◆ **Problem details**:
Go through the material below and copy each line where the word "tcrB" appears.

(Figure data in JSON)
__________________________________________________
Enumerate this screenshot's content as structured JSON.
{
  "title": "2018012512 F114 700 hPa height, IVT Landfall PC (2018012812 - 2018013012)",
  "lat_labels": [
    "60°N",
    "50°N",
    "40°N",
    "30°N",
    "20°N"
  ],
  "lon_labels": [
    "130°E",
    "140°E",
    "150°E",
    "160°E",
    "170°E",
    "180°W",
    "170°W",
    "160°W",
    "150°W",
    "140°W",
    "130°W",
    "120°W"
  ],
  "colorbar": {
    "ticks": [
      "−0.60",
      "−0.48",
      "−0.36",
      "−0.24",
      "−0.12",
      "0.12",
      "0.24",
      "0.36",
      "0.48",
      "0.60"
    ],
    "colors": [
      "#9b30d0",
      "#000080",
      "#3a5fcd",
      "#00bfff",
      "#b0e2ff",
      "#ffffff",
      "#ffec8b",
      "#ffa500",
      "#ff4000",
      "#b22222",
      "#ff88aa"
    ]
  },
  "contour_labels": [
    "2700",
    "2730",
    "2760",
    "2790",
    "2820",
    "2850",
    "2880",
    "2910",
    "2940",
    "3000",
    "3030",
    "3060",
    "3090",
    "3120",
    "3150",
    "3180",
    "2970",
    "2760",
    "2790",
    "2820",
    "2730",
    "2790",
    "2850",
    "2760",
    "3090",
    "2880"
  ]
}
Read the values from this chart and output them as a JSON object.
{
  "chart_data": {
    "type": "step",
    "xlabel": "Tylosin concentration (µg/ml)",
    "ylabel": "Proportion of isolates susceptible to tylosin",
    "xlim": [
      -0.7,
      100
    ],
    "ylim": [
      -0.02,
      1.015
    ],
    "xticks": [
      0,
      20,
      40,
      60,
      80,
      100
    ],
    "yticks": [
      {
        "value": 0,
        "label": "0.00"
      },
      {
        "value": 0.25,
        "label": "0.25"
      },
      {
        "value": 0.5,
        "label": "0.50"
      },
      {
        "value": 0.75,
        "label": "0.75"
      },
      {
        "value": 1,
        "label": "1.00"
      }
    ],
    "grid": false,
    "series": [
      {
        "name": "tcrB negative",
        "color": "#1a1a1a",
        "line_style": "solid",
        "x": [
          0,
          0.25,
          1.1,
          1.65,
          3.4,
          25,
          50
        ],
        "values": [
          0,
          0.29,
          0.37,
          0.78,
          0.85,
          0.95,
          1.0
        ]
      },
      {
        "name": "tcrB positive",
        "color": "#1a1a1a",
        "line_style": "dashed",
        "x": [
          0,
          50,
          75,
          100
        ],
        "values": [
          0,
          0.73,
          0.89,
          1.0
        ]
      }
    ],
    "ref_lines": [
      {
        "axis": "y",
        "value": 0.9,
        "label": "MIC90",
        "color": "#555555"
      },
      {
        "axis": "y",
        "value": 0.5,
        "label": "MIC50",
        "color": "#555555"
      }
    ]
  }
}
__________________________________________________
◆ **Correct response**:
        "name": "tcrB negative",
        "name": "tcrB positive",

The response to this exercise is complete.